▶ **WHAT IS REQUIRED**
Images are not part of the copy; write out the rest of the data exactly as given.

▶ **DATA PROVIDED**
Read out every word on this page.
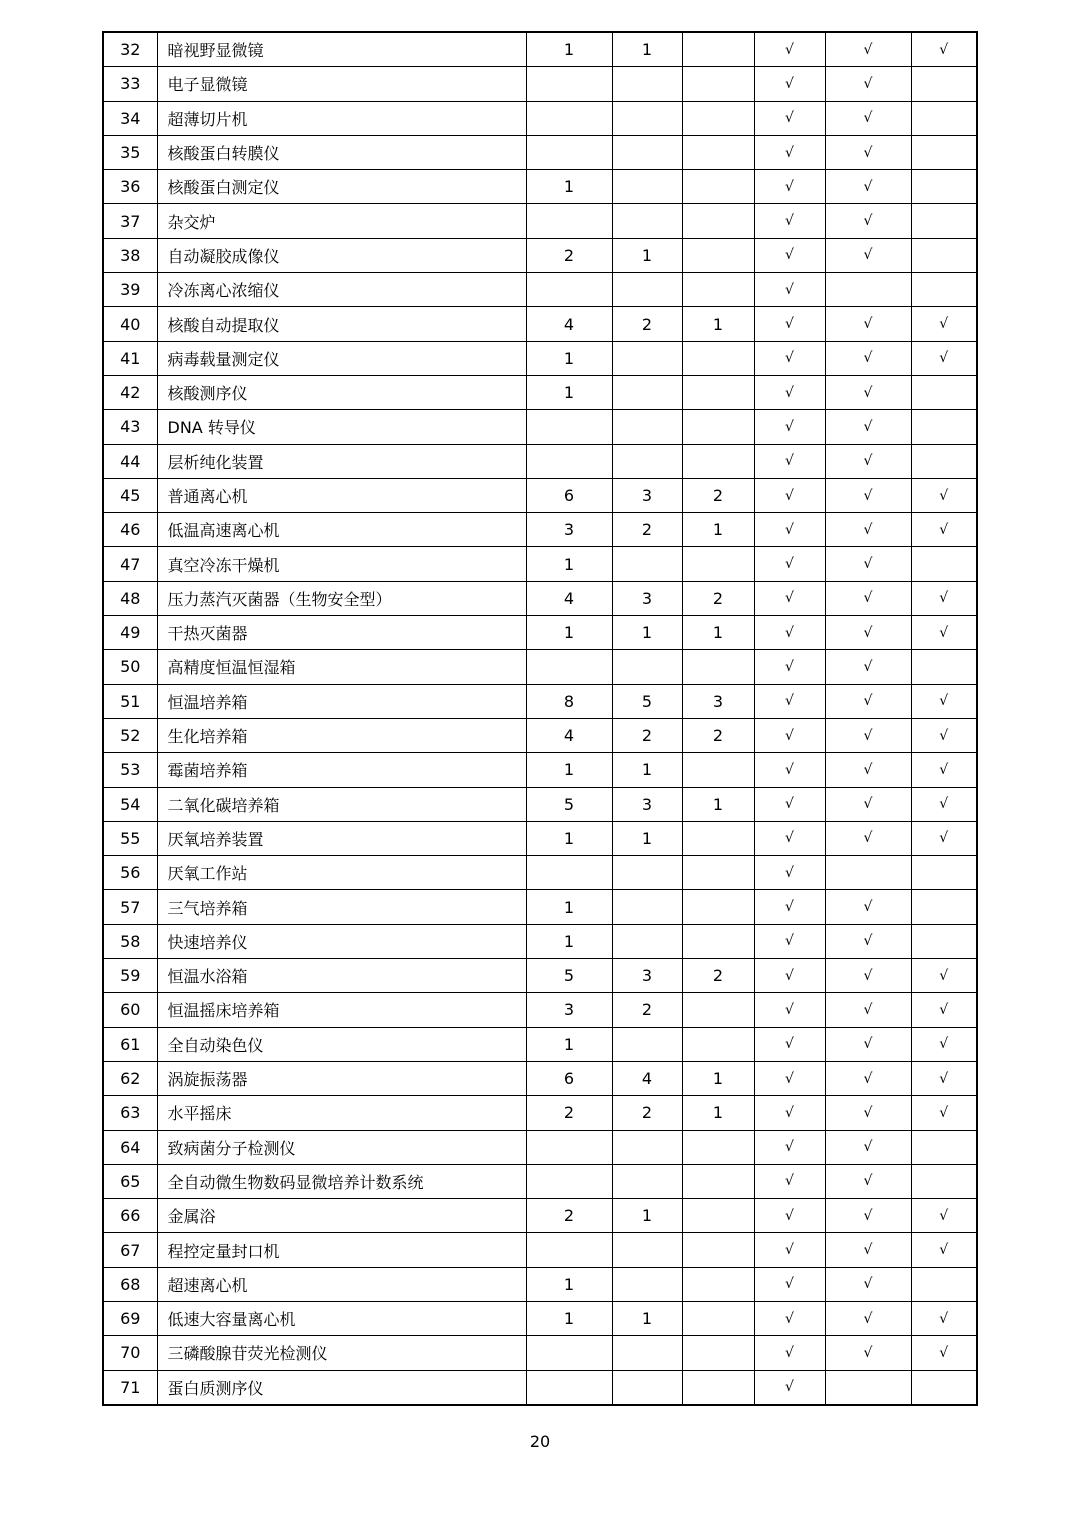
32	暗视野显微镜	1	1		√	√	√
33	电子显微镜				√	√	
34	超薄切片机				√	√	
35	核酸蛋白转膜仪				√	√	
36	核酸蛋白测定仪	1			√	√	
37	杂交炉				√	√	
38	自动凝胶成像仪	2	1		√	√	
39	冷冻离心浓缩仪				√		
40	核酸自动提取仪	4	2	1	√	√	√
41	病毒载量测定仪	1			√	√	√
42	核酸测序仪	1			√	√	
43	DNA 转导仪				√	√	
44	层析纯化装置				√	√	
45	普通离心机	6	3	2	√	√	√
46	低温高速离心机	3	2	1	√	√	√
47	真空冷冻干燥机	1			√	√	
48	压力蒸汽灭菌器（生物安全型）	4	3	2	√	√	√
49	干热灭菌器	1	1	1	√	√	√
50	高精度恒温恒湿箱				√	√	
51	恒温培养箱	8	5	3	√	√	√
52	生化培养箱	4	2	2	√	√	√
53	霉菌培养箱	1	1		√	√	√
54	二氧化碳培养箱	5	3	1	√	√	√
55	厌氧培养装置	1	1		√	√	√
56	厌氧工作站				√		
57	三气培养箱	1			√	√	
58	快速培养仪	1			√	√	
59	恒温水浴箱	5	3	2	√	√	√
60	恒温摇床培养箱	3	2		√	√	√
61	全自动染色仪	1			√	√	√
62	涡旋振荡器	6	4	1	√	√	√
63	水平摇床	2	2	1	√	√	√
64	致病菌分子检测仪				√	√	
65	全自动微生物数码显微培养计数系统				√	√	
66	金属浴	2	1		√	√	√
67	程控定量封口机				√	√	√
68	超速离心机	1			√	√	
69	低速大容量离心机	1	1		√	√	√
70	三磷酸腺苷荧光检测仪				√	√	√
71	蛋白质测序仪				√		
20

▶ **RESPONSE**
Read out every word on this page.
32	暗视野显微镜	1	1		√	√	√
33	电子显微镜				√	√	
34	超薄切片机				√	√	
35	核酸蛋白转膜仪				√	√	
36	核酸蛋白测定仪	1			√	√	
37	杂交炉				√	√	
38	自动凝胶成像仪	2	1		√	√	
39	冷冻离心浓缩仪				√		
40	核酸自动提取仪	4	2	1	√	√	√
41	病毒载量测定仪	1			√	√	√
42	核酸测序仪	1			√	√	
43	DNA 转导仪				√	√	
44	层析纯化装置				√	√	
45	普通离心机	6	3	2	√	√	√
46	低温高速离心机	3	2	1	√	√	√
47	真空冷冻干燥机	1			√	√	
48	压力蒸汽灭菌器（生物安全型）	4	3	2	√	√	√
49	干热灭菌器	1	1	1	√	√	√
50	高精度恒温恒湿箱				√	√	
51	恒温培养箱	8	5	3	√	√	√
52	生化培养箱	4	2	2	√	√	√
53	霉菌培养箱	1	1		√	√	√
54	二氧化碳培养箱	5	3	1	√	√	√
55	厌氧培养装置	1	1		√	√	√
56	厌氧工作站				√		
57	三气培养箱	1			√	√	
58	快速培养仪	1			√	√	
59	恒温水浴箱	5	3	2	√	√	√
60	恒温摇床培养箱	3	2		√	√	√
61	全自动染色仪	1			√	√	√
62	涡旋振荡器	6	4	1	√	√	√
63	水平摇床	2	2	1	√	√	√
64	致病菌分子检测仪				√	√	
65	全自动微生物数码显微培养计数系统				√	√	
66	金属浴	2	1		√	√	√
67	程控定量封口机				√	√	√
68	超速离心机	1			√	√	
69	低速大容量离心机	1	1		√	√	√
70	三磷酸腺苷荧光检测仪				√	√	√
71	蛋白质测序仪				√		
20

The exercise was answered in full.